Directions: Find the word "name" in the data, then copy each line where it is found.

Dataset entries on figures
- Opening Delimiter -

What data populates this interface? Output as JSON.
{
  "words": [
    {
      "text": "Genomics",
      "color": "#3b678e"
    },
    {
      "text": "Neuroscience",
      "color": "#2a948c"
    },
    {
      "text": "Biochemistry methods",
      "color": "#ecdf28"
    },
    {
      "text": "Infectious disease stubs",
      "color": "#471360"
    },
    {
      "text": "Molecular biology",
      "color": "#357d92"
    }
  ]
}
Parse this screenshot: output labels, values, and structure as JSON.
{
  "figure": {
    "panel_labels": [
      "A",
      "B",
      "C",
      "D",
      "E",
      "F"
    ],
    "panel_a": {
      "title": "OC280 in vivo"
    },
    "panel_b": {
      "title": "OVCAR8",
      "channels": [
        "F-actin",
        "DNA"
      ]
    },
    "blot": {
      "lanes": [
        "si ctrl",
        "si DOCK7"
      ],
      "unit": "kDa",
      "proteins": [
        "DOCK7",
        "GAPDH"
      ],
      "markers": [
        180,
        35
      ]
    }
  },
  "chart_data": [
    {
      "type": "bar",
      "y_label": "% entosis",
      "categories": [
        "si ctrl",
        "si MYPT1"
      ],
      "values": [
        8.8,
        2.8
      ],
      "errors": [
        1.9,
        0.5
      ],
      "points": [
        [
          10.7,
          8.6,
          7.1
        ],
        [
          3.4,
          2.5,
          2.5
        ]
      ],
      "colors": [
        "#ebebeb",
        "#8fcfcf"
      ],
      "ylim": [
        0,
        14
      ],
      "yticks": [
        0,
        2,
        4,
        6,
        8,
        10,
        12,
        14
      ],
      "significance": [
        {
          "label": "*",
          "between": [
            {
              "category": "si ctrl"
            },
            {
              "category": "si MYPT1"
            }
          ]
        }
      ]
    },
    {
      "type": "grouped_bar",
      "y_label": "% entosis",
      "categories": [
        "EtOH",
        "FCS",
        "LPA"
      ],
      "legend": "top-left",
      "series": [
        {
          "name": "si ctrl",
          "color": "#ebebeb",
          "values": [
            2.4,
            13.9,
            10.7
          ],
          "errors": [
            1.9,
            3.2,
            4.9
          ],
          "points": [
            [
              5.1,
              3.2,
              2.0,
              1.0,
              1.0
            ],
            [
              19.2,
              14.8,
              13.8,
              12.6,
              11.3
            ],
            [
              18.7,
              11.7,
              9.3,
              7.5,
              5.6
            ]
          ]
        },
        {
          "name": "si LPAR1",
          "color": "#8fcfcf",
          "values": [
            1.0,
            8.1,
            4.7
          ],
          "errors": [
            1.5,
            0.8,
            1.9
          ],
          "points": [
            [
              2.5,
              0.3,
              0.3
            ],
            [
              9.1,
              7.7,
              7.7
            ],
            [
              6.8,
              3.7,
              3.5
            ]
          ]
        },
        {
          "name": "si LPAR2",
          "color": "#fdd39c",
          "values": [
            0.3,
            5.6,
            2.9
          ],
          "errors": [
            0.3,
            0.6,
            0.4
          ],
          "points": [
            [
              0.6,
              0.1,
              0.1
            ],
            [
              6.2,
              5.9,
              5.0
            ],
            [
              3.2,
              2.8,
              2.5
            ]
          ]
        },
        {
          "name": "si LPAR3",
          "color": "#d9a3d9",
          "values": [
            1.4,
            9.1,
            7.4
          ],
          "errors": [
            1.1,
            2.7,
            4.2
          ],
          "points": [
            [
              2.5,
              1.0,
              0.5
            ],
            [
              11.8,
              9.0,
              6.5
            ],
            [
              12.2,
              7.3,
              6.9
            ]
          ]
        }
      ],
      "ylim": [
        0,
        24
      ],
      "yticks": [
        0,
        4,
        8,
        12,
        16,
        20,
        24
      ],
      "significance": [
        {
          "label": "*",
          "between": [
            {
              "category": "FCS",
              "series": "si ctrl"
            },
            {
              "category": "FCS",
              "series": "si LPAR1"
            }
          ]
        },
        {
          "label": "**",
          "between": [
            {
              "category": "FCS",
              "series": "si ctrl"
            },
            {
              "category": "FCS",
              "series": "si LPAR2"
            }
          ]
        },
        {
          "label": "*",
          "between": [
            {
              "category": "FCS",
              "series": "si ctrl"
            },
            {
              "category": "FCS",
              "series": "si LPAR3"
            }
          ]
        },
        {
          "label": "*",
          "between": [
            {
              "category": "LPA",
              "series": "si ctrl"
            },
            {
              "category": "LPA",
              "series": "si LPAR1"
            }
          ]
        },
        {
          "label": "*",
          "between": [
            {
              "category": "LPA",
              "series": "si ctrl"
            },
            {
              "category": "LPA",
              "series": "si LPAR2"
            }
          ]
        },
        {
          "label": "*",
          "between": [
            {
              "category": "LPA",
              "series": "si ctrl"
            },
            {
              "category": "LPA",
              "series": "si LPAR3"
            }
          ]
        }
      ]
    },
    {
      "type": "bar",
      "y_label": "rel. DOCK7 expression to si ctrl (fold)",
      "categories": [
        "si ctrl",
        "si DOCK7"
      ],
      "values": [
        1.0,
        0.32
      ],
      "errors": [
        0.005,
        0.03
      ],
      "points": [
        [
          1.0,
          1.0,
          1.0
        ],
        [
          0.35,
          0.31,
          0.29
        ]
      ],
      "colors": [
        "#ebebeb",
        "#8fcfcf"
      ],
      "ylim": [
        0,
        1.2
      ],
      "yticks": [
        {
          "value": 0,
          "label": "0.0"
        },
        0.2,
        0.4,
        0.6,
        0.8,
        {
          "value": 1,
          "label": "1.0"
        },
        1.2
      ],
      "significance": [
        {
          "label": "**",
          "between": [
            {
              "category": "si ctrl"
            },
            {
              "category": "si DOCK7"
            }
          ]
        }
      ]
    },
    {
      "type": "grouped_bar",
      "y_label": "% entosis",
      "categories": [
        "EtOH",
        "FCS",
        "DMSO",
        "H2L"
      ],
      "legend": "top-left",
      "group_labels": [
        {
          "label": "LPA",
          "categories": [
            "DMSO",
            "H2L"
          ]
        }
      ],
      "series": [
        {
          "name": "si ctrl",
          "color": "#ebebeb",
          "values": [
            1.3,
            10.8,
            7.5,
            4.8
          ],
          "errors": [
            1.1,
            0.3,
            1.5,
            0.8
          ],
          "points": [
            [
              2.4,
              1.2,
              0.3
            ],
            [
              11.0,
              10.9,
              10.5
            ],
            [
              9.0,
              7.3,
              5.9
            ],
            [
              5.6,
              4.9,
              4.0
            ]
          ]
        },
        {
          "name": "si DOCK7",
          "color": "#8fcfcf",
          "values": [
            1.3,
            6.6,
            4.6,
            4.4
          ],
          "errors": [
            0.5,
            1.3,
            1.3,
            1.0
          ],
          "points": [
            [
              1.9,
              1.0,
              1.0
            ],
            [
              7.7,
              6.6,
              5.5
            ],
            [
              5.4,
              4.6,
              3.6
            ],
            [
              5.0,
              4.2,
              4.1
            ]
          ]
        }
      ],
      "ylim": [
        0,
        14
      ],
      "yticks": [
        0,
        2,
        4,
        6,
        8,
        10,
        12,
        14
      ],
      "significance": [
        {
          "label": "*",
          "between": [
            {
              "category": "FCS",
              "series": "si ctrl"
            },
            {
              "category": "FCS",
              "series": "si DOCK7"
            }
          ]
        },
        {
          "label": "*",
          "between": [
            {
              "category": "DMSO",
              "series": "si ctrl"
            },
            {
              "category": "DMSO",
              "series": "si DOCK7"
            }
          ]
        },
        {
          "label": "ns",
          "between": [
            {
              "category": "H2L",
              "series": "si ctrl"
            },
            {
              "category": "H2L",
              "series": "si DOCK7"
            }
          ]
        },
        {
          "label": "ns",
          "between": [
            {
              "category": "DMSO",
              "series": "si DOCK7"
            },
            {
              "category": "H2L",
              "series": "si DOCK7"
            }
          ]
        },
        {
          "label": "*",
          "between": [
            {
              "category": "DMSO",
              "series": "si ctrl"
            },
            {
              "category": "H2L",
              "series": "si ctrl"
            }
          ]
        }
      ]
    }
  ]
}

- Closing Delimiter -

Task solution:
          "name": "si ctrl",
          "name": "si LPAR1",
          "name": "si LPAR2",
          "name": "si LPAR3",
          "name": "si ctrl",
          "name": "si DOCK7",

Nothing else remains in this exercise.